Task description:
Collect every line below that contains the word "title".

## Start Dataset entries

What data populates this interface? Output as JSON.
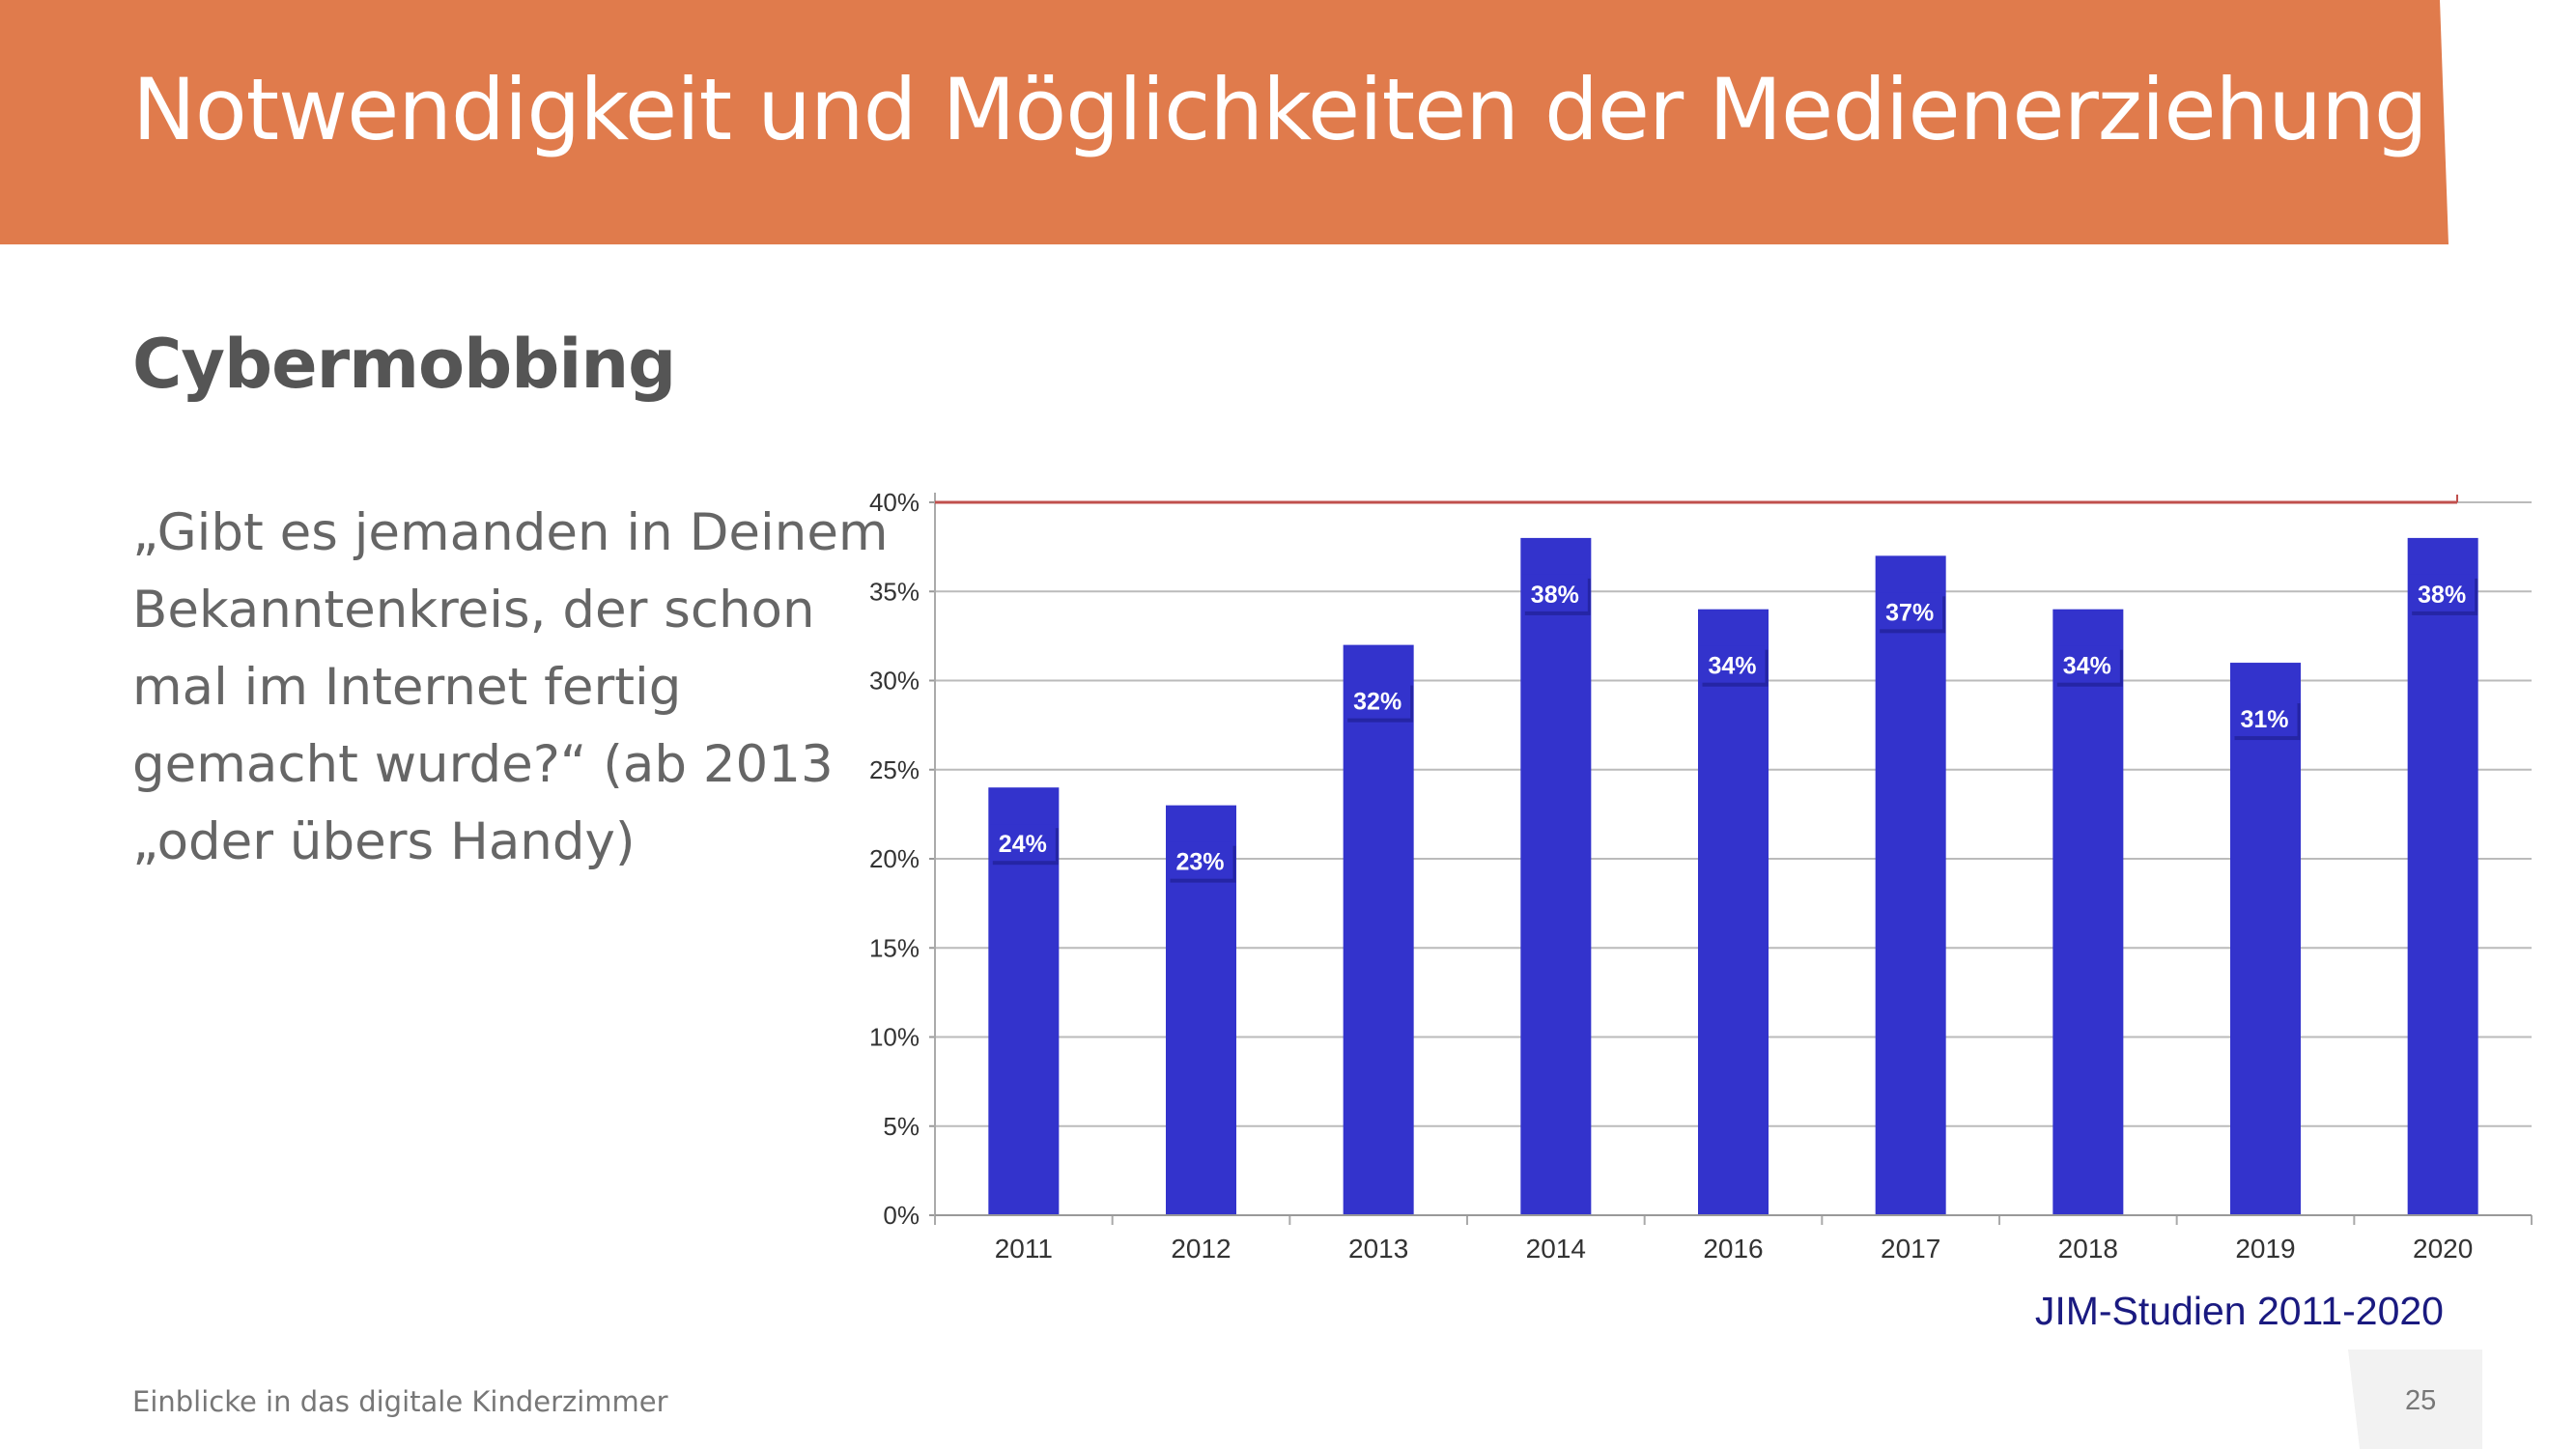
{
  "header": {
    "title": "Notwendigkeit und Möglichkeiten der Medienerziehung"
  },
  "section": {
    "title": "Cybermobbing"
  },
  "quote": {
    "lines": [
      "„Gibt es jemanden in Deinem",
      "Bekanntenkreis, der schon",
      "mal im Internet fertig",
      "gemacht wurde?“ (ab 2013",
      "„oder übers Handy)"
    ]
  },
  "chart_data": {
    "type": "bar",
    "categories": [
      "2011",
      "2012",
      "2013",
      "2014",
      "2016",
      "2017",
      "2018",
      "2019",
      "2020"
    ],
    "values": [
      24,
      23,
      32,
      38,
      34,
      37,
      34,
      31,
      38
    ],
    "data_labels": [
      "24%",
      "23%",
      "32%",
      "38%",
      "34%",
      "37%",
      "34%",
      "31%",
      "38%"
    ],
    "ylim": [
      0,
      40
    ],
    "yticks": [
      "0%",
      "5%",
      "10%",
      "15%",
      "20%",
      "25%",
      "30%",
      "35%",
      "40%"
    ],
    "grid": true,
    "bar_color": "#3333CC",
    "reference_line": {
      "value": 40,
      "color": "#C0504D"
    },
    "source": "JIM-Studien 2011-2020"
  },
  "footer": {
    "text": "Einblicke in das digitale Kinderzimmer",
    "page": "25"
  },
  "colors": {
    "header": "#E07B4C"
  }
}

## End Dataset entries

Final result:
    "title": "Notwendigkeit und Möglichkeiten der Medienerziehung"
    "title": "Cybermobbing"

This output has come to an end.